Stored records:
-- Start --
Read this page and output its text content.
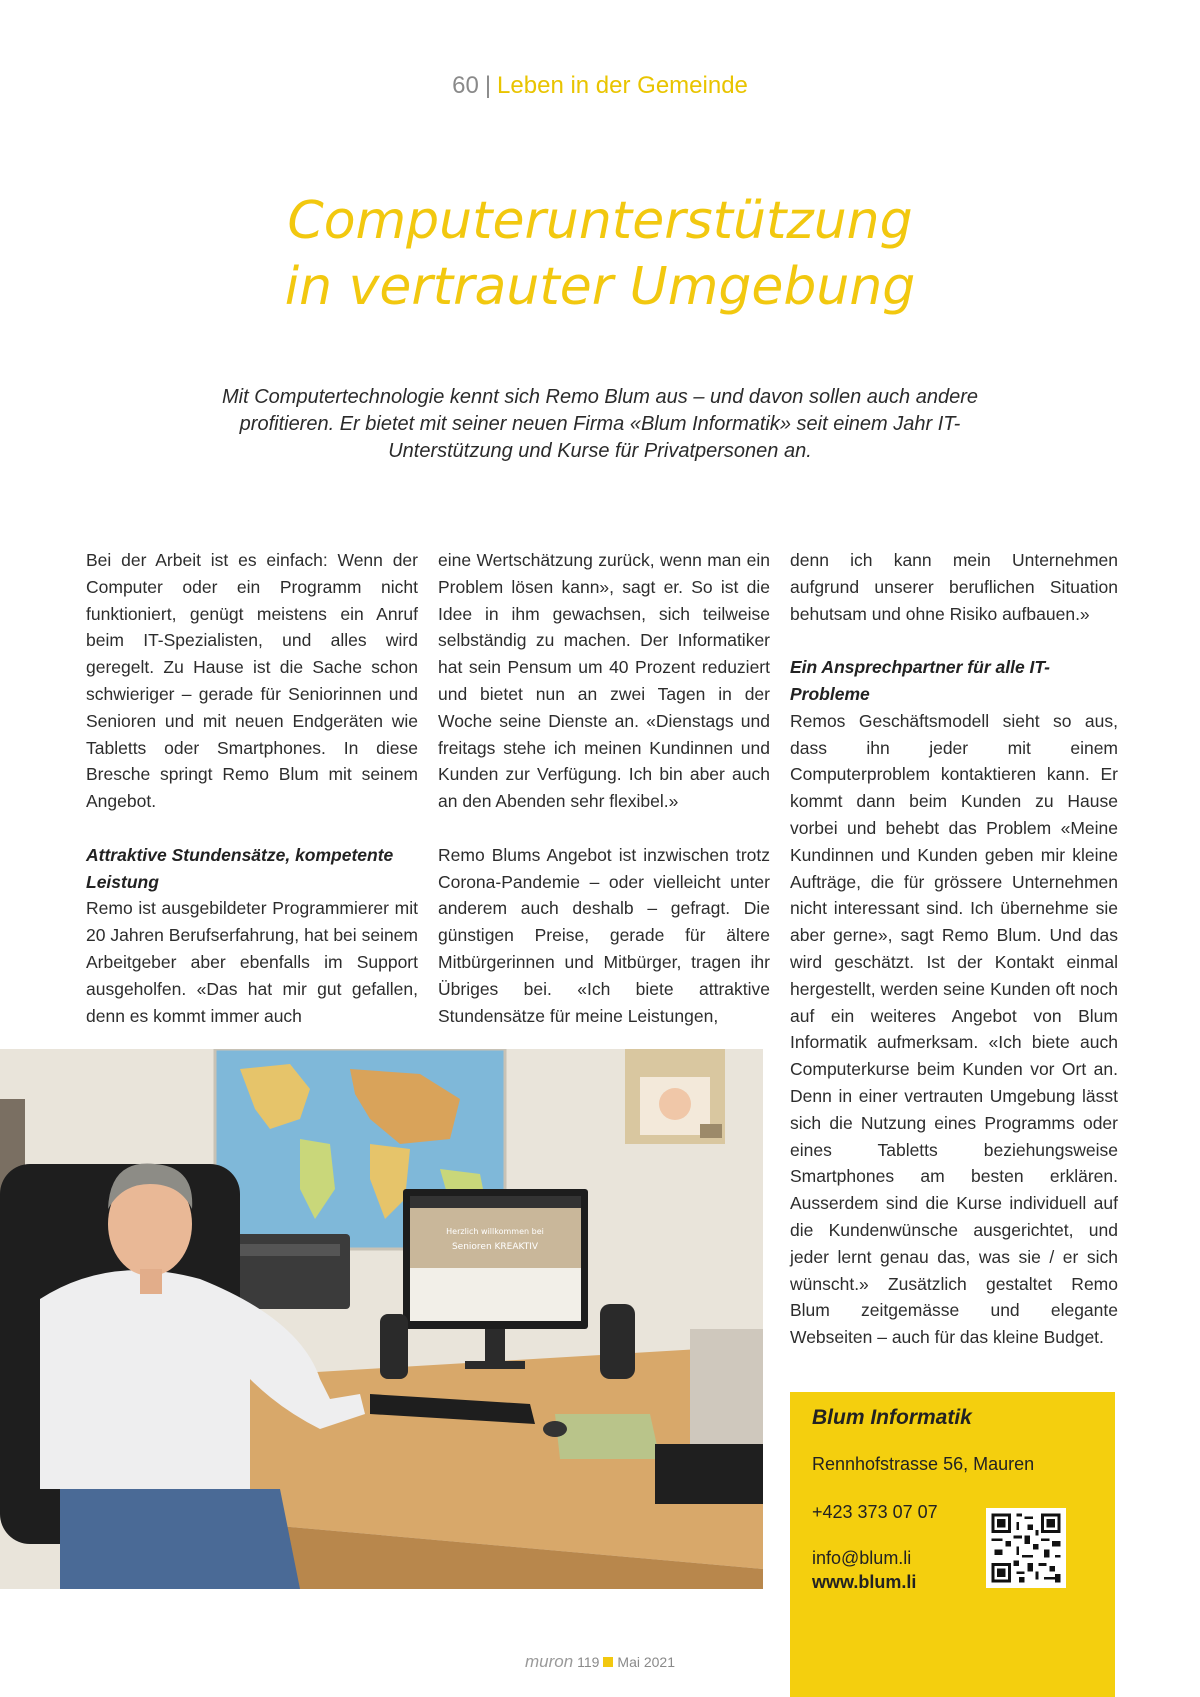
60 | Leben in der Gemeinde
Computerunterstützung
in vertrauter Umgebung

Mit Computertechnologie kennt sich Remo Blum aus – und davon sollen auch andere profitieren. Er bietet mit seiner neuen Firma «Blum Informatik» seit einem Jahr IT-Unterstützung und Kurse für Privatpersonen an.

Bei der Arbeit ist es einfach: Wenn der Computer oder ein Programm nicht funktioniert, genügt meistens ein Anruf beim IT-Spezialisten, und alles wird geregelt. Zu Hause ist die Sache schon schwieriger – gerade für Seniorinnen und Senioren und mit neuen Endgeräten wie Tabletts oder Smartphones. In diese Bresche springt Remo Blum mit seinem Angebot.

Attraktive Stundensätze, kompetente Leistung

Remo ist ausgebildeter Programmierer mit 20 Jahren Berufserfahrung, hat bei seinem Arbeitgeber aber ebenfalls im Support ausgeholfen. «Das hat mir gut gefallen, denn es kommt immer auch

eine Wertschätzung zurück, wenn man ein Problem lösen kann», sagt er. So ist die Idee in ihm gewachsen, sich teilweise selbständig zu machen. Der Informatiker hat sein Pensum um 40 Prozent reduziert und bietet nun an zwei Tagen in der Woche seine Dienste an. «Dienstags und freitags stehe ich meinen Kundinnen und Kunden zur Verfügung. Ich bin aber auch an den Abenden sehr flexibel.»

Remo Blums Angebot ist inzwischen trotz Corona-Pandemie – oder vielleicht unter anderem auch deshalb – gefragt. Die günstigen Preise, gerade für ältere Mitbürgerinnen und Mitbürger, tragen ihr Übriges bei. «Ich biete attraktive Stundensätze für meine Leistungen,

denn ich kann mein Unternehmen aufgrund unserer beruflichen Situation behutsam und ohne Risiko aufbauen.»

Ein Ansprechpartner für alle IT-Probleme

Remos Geschäftsmodell sieht so aus, dass ihn jeder mit einem Computerproblem kontaktieren kann. Er kommt dann beim Kunden zu Hause vorbei und behebt das Problem «Meine Kundinnen und Kunden geben mir kleine Aufträge, die für grössere Unternehmen nicht interessant sind. Ich übernehme sie aber gerne», sagt Remo Blum. Und das wird geschätzt. Ist der Kontakt einmal hergestellt, werden seine Kunden oft noch auf ein weiteres Angebot von Blum Informatik aufmerksam. «Ich biete auch Computerkurse beim Kunden vor Ort an. Denn in einer vertrauten Umgebung lässt sich die Nutzung eines Programms oder eines Tabletts beziehungsweise Smartphones am besten erklären. Ausserdem sind die Kurse individuell auf die Kundenwünsche ausgerichtet, und jeder lernt genau das, was sie / er sich wünscht.» Zusätzlich gestaltet Remo Blum zeitgemässe und elegante Webseiten – auch für das kleine Budget.

Herzlich willkommen bei
Senioren KREAKTIV
Blum Informatik
Rennhofstrasse 56, Mauren
+423 373 07 07
info@blum.li
www.blum.li
muron 119 Mai 2021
-- End --
• **PROBLEM DETAILS**
Your task is to gather every line with the word "seinem" and copy it.

• **THE ANSWER**
Bei der Arbeit ist es einfach: Wenn der Computer oder ein Programm nicht funktioniert, genügt meistens ein Anruf beim IT-Spezialisten, und alles wird geregelt. Zu Hause ist die Sache schon schwieriger – gerade für Seniorinnen und Senioren und mit neuen Endgeräten wie Tabletts oder Smartphones. In diese Bresche springt Remo Blum mit seinem Angebot.
Remo ist ausgebildeter Programmierer mit 20 Jahren Berufserfahrung, hat bei seinem Arbeitgeber aber ebenfalls im Support ausgeholfen. «Das hat mir gut gefallen, denn es kommt immer auch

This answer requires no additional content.